**WHAT THE EXERCISE ASKS**. Pull every line with the word "JSON" out of the entries below.

**RECORDED DATA**.
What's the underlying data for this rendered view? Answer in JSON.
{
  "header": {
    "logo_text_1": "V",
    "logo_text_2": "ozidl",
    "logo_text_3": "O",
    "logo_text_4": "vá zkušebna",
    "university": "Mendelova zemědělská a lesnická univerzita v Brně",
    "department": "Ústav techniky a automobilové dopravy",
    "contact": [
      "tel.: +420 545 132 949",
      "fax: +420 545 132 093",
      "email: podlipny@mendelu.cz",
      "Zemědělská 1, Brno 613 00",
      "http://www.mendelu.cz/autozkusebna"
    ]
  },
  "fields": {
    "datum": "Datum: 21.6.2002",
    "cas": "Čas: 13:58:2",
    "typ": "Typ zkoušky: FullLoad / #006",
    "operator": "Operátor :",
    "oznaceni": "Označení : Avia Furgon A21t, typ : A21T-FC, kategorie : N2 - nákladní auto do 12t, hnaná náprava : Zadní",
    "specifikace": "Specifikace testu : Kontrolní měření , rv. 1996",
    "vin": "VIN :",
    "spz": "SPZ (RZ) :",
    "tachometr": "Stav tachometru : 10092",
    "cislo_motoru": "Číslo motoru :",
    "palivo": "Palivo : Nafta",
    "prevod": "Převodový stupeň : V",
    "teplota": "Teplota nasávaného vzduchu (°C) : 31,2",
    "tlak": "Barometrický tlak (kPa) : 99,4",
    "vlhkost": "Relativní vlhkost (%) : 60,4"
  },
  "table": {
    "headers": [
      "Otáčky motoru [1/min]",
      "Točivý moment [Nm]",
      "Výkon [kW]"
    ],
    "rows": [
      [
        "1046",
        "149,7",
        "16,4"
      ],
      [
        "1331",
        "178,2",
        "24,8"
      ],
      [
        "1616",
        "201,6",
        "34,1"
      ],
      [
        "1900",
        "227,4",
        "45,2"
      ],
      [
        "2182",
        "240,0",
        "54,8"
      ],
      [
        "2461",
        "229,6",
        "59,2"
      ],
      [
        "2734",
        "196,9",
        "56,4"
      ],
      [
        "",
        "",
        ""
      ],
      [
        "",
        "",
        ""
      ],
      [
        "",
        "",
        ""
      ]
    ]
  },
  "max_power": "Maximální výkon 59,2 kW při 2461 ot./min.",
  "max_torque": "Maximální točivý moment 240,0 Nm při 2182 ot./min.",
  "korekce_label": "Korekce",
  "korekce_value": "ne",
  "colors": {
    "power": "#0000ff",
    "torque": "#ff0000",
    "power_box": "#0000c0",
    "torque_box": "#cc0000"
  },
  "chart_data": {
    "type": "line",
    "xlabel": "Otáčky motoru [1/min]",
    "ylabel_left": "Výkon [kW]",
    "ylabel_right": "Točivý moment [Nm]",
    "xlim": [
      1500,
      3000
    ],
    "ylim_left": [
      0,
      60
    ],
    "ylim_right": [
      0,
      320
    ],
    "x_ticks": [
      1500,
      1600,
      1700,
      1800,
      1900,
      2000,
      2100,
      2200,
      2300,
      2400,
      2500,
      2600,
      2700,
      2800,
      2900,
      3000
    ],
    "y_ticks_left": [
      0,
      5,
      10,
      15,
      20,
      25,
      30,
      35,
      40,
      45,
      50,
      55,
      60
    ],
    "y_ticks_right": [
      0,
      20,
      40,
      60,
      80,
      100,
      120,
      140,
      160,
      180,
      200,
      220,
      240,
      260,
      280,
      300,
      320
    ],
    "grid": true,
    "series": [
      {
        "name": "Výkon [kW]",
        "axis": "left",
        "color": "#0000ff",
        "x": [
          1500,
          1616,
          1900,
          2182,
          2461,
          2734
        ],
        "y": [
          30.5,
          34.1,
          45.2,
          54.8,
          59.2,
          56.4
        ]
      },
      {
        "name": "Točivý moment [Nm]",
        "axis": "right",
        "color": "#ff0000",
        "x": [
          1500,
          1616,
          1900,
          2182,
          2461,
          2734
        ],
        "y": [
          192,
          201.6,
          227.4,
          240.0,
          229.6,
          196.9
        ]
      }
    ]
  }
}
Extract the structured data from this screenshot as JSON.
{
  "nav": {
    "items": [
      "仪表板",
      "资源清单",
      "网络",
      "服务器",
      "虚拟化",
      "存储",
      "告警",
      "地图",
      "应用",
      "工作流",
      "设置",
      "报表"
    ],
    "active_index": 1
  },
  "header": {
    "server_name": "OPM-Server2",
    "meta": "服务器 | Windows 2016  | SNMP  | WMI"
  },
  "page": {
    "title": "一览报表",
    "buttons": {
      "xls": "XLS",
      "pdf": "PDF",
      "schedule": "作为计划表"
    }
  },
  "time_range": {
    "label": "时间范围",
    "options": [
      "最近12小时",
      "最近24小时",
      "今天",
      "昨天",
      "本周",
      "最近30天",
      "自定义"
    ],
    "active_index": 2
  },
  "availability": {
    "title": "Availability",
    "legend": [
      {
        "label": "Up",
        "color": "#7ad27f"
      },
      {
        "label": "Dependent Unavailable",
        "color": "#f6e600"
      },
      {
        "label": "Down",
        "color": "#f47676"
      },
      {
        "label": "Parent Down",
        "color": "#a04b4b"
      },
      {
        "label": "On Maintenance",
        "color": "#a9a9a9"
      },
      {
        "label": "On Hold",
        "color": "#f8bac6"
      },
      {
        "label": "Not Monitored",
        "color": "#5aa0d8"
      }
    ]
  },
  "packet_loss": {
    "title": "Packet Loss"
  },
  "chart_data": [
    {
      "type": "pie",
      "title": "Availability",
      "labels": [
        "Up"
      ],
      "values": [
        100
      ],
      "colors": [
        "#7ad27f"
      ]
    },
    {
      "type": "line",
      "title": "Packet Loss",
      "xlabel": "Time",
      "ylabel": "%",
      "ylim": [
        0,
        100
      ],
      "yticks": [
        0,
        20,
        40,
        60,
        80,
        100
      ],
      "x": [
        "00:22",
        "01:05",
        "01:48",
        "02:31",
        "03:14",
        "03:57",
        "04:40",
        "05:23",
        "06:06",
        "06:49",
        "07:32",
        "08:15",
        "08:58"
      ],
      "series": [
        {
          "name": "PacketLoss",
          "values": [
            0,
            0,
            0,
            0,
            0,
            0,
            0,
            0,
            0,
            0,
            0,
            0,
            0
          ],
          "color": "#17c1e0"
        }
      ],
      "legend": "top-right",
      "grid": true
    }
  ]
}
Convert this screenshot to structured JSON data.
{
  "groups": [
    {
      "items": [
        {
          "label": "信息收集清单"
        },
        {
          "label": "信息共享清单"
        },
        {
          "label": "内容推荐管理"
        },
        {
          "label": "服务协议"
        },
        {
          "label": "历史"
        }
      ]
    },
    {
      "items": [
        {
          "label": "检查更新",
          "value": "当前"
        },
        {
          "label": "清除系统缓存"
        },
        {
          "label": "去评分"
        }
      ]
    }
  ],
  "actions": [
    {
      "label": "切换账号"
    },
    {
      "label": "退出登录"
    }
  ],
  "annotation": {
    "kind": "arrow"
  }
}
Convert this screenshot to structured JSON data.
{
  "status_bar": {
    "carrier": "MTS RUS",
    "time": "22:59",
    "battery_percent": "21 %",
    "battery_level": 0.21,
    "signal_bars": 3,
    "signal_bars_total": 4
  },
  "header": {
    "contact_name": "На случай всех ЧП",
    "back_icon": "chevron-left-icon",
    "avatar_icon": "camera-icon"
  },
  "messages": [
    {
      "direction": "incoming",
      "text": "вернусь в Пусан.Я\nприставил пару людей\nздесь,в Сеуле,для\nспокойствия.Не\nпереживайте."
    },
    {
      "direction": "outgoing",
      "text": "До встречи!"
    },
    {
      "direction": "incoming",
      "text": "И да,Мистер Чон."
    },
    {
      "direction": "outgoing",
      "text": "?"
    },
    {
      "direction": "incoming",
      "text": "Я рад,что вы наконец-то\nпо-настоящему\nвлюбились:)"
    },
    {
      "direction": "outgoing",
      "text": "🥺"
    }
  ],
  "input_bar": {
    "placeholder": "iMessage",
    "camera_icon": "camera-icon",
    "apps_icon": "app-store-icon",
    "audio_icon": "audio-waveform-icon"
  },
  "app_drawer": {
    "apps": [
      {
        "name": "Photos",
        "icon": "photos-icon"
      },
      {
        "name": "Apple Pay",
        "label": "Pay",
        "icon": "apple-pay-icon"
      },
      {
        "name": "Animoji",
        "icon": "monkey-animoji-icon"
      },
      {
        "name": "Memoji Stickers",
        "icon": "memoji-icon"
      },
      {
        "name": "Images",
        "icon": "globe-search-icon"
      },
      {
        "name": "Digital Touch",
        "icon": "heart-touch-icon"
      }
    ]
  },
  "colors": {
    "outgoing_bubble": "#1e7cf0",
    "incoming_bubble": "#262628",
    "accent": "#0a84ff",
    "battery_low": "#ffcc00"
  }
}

**PROBLEM SOLUTION**.
What's the underlying data for this rendered view? Answer in JSON.
Extract the structured data from this screenshot as JSON.
Convert this screenshot to structured JSON data.
Convert this screenshot to structured JSON data.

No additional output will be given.